Using the records provided below, locate and copy each line that contains the word "this".

ENTRIES SHOWN
--- BEGIN ---
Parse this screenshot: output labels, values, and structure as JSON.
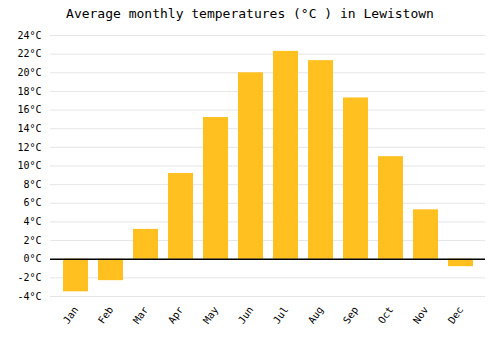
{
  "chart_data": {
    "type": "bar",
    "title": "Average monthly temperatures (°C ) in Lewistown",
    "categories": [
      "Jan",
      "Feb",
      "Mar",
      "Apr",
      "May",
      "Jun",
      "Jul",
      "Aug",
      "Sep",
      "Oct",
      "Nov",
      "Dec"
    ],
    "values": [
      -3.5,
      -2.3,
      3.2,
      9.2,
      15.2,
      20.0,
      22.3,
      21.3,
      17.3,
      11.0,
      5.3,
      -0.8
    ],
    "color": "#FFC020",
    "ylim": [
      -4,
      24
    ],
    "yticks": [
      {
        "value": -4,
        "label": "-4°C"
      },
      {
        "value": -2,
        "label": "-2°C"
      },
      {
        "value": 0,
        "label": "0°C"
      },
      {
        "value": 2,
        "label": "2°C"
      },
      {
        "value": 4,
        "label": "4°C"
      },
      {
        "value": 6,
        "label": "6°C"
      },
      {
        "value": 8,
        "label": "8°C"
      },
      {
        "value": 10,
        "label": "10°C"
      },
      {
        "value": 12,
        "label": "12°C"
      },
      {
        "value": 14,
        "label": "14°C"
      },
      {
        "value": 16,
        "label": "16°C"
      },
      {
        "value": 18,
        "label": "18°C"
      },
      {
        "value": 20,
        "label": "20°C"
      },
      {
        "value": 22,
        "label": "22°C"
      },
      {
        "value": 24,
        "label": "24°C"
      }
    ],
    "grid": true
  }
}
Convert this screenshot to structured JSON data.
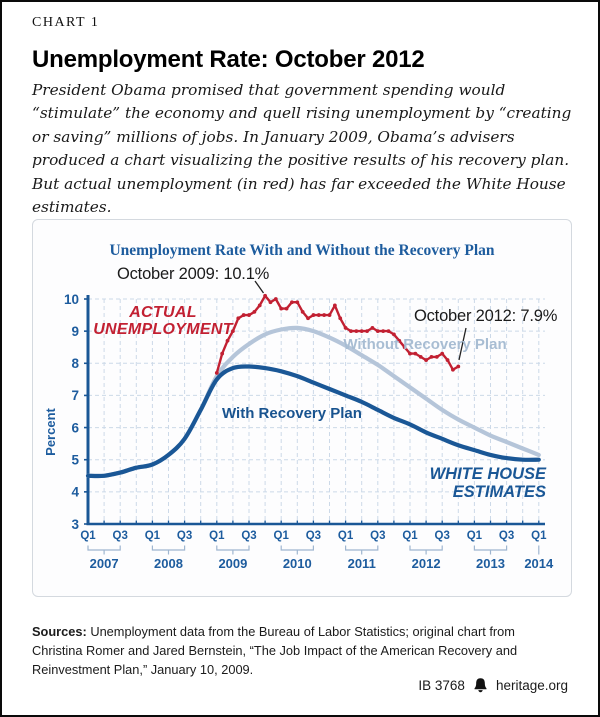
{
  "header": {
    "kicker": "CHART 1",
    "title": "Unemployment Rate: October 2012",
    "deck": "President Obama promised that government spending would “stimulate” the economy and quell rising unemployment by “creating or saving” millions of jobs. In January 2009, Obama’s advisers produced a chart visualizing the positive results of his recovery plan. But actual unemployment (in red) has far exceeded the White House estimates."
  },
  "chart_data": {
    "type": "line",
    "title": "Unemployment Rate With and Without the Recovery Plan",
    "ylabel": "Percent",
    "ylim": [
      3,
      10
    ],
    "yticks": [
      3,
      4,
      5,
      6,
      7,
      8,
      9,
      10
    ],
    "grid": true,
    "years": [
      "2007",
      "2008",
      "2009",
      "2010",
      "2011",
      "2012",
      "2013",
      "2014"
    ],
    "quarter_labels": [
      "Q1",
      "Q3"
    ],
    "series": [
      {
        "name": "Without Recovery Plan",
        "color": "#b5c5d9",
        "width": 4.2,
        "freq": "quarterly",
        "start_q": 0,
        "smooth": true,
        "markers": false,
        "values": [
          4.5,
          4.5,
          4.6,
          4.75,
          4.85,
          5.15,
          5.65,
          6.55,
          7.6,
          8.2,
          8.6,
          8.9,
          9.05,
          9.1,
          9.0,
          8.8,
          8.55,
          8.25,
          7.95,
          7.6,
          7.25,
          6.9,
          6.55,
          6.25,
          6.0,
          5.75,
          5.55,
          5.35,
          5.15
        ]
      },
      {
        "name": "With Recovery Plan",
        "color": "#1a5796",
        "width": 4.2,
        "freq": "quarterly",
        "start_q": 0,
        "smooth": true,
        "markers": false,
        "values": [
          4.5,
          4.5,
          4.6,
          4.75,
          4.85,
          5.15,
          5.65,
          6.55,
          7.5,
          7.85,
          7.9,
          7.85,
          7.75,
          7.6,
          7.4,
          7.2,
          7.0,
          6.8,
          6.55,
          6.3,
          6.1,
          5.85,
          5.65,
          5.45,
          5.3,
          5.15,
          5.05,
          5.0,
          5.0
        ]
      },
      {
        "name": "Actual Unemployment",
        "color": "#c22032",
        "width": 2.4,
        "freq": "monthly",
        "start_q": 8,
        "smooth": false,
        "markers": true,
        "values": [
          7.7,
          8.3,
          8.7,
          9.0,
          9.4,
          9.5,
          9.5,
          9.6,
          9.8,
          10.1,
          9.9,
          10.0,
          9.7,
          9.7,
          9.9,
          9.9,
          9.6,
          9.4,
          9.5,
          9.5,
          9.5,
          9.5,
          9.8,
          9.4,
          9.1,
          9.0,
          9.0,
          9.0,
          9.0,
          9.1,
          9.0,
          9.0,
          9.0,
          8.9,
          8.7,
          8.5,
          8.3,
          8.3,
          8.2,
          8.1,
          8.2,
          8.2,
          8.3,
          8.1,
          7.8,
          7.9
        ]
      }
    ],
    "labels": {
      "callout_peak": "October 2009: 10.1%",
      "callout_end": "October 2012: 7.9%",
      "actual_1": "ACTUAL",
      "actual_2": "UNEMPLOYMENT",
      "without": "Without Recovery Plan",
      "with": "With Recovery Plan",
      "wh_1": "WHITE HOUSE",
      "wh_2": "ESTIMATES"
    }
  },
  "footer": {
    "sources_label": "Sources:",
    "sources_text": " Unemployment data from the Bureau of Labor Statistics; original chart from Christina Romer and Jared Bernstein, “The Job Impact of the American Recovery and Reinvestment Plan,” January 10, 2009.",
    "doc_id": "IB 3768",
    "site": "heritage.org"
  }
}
--- END ---
WRITTEN SOLUTION
Parse this screenshot: output labels, values, and structure as JSON.
Convert this screenshot to structured JSON data.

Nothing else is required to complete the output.